- _PROBLEM 1_
According to the article on the Shack at Hinkle Farm, at what height above sea level does the shack sit?
- _PROBLEM 2_
Pick up the article on the Shack at Hinkle Farm where its last sentence ends and continue it.

The Shack at Hinkle Farm

Broadhurst Architects' 'off-the-grid' Shack at Hinkle Farm embodies the virtues of the simple life.

By Christopher Kieran
January 19, 2008

Architects & Firms

Broadhurst Architects

Upper Tract, West Virginia

The Shack at Hinkle Farm represents a first for record—a residence without electricity. The single-room house is simplicity embodied. Architect Jeffery Broadhurst, AIA, designed the diminutive abode as a retreat for his family. A few hours from their home in suburban Washington, D.C., the shack perches on a 27-acre mountaintop property in West Virginia.

The Shack at Hinkle Farm
Photo ' Anice Hoachlander/HDPhoto

Additional Content:
Jump to credits & specifications

Although Broadhurst thinks of the shack as a place for family and friends, it exhibits an undeniably monastic dimension. Exceedingly remote, it is inaccessible without an off-road vehicle. A long, winding drive over stones and grasses along the ridge of South Fork Mountain leads to a steep clearing where the bucolic box hovers at 3,600 feet above sea level. It’s an ideal hermitage, but on weekends in the warmer seasons, Broadhurst packs up to a half-dozen people in the 140-square-foot room.

- _GIVEN RECORDS_

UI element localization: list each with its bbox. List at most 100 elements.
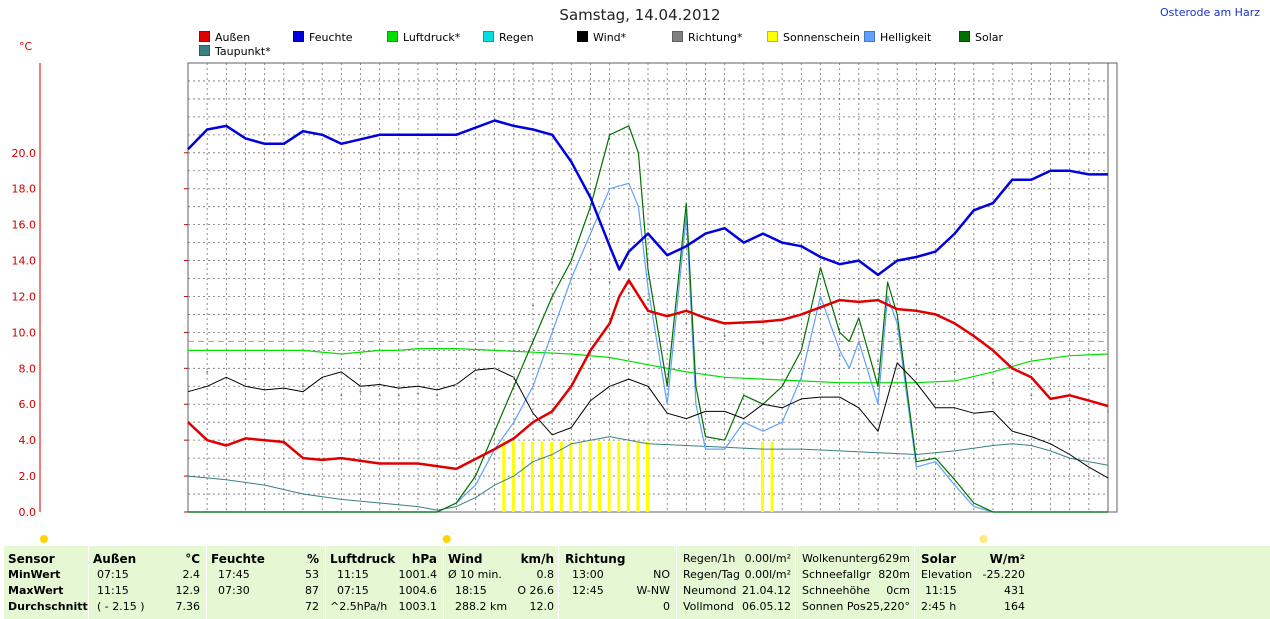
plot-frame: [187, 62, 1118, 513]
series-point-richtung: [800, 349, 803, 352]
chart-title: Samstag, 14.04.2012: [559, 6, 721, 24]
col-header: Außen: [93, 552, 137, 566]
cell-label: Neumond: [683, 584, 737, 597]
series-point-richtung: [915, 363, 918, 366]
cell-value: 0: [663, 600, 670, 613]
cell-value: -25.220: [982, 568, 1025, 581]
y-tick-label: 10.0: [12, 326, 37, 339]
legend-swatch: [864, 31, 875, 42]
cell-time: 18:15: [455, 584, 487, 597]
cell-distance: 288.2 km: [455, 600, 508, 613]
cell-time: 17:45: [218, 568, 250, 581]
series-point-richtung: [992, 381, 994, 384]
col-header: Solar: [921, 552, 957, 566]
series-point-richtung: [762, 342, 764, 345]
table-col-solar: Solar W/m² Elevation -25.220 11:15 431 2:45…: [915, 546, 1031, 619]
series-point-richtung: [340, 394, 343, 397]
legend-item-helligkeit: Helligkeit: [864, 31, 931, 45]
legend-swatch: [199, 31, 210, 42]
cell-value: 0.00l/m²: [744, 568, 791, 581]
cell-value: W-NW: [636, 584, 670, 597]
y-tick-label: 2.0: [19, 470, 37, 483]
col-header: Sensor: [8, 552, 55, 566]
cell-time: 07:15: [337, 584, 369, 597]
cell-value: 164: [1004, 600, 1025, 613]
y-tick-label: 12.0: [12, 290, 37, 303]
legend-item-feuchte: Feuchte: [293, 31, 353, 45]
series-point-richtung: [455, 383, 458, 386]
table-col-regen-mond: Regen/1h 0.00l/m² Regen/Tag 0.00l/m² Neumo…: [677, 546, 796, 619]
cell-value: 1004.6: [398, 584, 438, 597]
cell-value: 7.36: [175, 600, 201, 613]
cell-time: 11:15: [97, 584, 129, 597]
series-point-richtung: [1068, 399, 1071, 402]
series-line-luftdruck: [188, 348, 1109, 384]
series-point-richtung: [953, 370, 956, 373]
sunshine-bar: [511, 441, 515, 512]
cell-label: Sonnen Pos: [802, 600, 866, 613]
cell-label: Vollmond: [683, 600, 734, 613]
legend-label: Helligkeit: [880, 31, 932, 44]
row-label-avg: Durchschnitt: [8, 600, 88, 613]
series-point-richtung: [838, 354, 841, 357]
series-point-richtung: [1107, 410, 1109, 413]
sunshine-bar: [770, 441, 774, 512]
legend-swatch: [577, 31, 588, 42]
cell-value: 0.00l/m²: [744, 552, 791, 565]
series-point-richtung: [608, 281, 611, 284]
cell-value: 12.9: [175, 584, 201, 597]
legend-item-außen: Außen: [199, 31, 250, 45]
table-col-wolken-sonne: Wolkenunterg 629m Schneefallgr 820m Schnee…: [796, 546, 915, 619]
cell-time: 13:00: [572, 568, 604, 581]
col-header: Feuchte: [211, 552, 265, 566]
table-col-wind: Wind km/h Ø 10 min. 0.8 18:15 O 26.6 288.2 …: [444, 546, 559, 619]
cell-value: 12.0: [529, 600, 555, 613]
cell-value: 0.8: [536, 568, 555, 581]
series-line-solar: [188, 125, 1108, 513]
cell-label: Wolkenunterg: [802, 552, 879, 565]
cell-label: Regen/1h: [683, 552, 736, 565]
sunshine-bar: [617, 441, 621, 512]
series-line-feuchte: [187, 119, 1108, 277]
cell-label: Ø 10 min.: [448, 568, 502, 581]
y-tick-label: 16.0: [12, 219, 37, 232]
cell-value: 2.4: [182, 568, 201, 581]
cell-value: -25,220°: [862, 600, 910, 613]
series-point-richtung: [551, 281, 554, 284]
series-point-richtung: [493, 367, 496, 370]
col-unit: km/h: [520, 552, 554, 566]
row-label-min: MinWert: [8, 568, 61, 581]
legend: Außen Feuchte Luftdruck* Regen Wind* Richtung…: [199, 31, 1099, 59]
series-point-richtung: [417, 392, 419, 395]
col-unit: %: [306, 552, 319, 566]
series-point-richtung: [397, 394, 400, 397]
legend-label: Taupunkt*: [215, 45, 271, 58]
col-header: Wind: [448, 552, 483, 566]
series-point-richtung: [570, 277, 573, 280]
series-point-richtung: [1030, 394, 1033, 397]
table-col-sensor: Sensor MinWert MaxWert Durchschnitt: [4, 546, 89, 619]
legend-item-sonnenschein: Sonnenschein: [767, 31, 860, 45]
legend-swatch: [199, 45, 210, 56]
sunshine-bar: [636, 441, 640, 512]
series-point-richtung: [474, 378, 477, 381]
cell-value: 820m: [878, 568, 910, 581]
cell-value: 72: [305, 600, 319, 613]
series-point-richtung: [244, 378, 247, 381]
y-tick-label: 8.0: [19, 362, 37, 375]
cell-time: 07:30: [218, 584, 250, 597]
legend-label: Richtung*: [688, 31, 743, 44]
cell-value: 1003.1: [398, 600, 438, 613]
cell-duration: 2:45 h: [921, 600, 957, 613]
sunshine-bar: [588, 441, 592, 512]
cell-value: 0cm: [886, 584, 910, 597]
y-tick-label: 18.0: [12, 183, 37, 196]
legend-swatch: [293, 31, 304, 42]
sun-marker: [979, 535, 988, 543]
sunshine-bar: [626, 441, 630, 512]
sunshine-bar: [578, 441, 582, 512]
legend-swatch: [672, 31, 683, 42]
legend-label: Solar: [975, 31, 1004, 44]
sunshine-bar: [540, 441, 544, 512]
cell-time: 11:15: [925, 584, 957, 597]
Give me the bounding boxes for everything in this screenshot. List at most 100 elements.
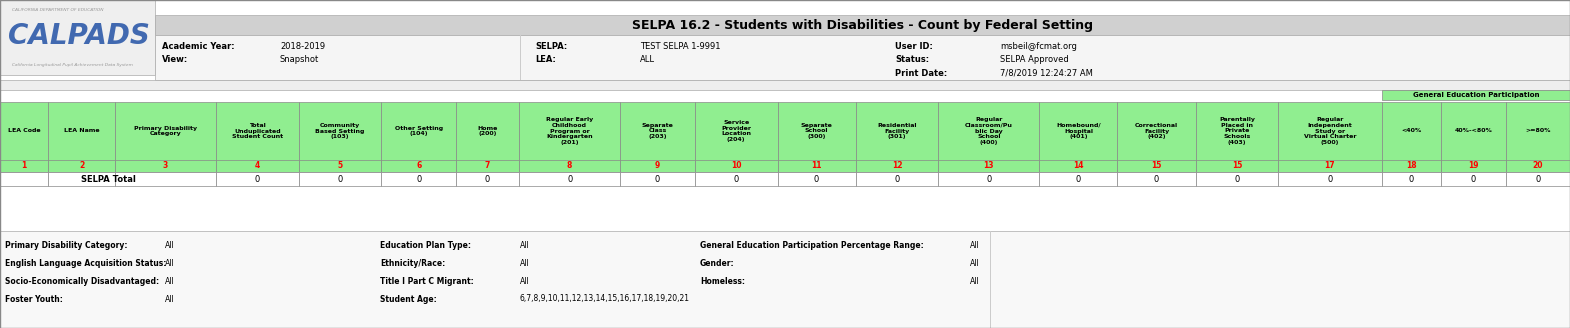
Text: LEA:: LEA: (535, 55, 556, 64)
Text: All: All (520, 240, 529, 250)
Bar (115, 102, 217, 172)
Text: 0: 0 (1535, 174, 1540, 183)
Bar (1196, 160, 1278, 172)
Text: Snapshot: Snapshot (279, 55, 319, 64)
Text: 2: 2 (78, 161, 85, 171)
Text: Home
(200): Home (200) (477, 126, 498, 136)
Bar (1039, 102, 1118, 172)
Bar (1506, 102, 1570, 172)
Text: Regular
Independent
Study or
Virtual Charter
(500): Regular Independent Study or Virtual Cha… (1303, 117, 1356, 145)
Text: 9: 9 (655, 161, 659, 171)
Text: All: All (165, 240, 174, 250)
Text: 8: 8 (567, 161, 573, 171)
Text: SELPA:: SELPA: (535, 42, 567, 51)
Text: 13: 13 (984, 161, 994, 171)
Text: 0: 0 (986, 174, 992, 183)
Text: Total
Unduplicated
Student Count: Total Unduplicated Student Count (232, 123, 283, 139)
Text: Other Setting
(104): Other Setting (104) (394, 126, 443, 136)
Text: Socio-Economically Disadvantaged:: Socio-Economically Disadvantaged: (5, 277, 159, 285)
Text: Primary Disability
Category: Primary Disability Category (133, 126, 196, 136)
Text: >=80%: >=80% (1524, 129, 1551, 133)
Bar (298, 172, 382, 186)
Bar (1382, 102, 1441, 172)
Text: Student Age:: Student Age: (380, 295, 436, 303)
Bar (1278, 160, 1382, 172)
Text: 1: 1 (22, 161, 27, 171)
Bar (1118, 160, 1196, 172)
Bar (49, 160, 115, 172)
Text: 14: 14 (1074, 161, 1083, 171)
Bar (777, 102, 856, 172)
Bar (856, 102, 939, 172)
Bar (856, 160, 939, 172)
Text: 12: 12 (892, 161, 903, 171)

- _TASK RESPONSE 1_
3,600 feet above sea level.

- _TASK RESPONSE 2_
The convivial occupation of the shack echoes the nature of its construction. Broadhurst’s friends and neighbors helped him assemble it, using products pulled from the shelves of a home-improvement retailer. Simple board-and-batten siding and a standing-seam, terne-coated steel roof sits atop a wood platform supported by four pressure-treated pine posts. Inside the shack, you can see between the floor planks to the ground below. Rodent barriers, like those used to protect local corn cribs, arm the platform’s underside.

A ladder unhitches from the southwest side of the building and swings down to the ground, providing access to the entry door. Inside, oil lamps provide light and a woodstove heats the space. Lifting a small trap door in the floor reveals the lid of a water tank beneath the platform. A gravitational system delivers water from the tank to a faucet in the miniscule “kitchen.” A hand-powered bilge pump, designed for removing water from the bottom of a boat’s hull, draws water from below the platform to a smaller tank suspended from the ceiling, so it can fall into the shack’s descending plumbing. The pump can also be hooked up to a water-storage compartment on the woodstove, sending hot water to the faucet.

 


Credits

Architect
Broadhurst Architects, Inc.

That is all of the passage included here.